── Data to use ──

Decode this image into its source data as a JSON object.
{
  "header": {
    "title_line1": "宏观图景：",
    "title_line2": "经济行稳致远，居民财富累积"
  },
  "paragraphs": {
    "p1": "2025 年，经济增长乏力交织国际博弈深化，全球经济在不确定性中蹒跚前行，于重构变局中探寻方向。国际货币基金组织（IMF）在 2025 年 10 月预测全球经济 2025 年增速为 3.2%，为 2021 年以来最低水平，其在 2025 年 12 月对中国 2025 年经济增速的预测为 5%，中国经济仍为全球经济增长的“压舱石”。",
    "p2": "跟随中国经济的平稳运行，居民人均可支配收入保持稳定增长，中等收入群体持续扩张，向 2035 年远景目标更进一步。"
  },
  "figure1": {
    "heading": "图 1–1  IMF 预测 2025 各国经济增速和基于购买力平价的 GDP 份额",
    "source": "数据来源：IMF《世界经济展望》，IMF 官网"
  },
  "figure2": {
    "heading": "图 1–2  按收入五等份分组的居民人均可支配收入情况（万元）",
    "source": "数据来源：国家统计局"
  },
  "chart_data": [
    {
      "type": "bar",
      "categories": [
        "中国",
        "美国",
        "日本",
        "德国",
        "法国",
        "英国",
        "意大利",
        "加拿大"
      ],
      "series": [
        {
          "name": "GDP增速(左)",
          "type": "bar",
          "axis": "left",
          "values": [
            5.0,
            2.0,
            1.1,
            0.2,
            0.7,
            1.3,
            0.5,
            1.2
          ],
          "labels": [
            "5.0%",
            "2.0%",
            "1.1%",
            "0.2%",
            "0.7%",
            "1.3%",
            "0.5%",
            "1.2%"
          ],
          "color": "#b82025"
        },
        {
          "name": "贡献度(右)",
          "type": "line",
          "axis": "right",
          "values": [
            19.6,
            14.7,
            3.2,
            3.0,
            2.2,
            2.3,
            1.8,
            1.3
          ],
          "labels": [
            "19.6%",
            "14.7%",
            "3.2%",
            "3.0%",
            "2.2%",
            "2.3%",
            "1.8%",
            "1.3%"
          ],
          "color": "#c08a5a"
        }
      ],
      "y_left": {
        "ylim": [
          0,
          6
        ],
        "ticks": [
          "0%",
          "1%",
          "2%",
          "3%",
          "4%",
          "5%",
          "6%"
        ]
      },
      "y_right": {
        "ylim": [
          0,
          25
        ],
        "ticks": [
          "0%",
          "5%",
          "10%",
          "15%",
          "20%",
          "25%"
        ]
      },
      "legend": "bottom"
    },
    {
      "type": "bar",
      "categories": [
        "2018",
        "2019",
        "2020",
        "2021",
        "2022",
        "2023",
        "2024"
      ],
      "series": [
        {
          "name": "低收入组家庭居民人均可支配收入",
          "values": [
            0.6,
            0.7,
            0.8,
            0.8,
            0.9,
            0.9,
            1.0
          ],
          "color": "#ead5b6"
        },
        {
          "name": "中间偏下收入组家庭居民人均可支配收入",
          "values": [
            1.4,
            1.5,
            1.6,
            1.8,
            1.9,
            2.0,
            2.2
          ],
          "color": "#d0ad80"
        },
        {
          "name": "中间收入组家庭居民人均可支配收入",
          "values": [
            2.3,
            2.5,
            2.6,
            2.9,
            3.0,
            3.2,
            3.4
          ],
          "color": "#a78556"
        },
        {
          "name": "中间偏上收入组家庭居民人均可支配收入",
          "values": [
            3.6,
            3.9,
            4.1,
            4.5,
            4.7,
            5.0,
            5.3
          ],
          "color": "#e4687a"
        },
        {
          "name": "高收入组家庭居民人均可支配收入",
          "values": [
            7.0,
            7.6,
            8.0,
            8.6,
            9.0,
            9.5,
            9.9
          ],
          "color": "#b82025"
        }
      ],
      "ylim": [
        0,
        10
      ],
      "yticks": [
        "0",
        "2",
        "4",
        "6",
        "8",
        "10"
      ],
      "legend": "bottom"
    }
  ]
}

───

__Work required__
Read through the data and copy every line where "数据来源" shows up.

__Exercise answer__
    "source": "数据来源：IMF《世界经济展望》，IMF 官网"
    "source": "数据来源：国家统计局"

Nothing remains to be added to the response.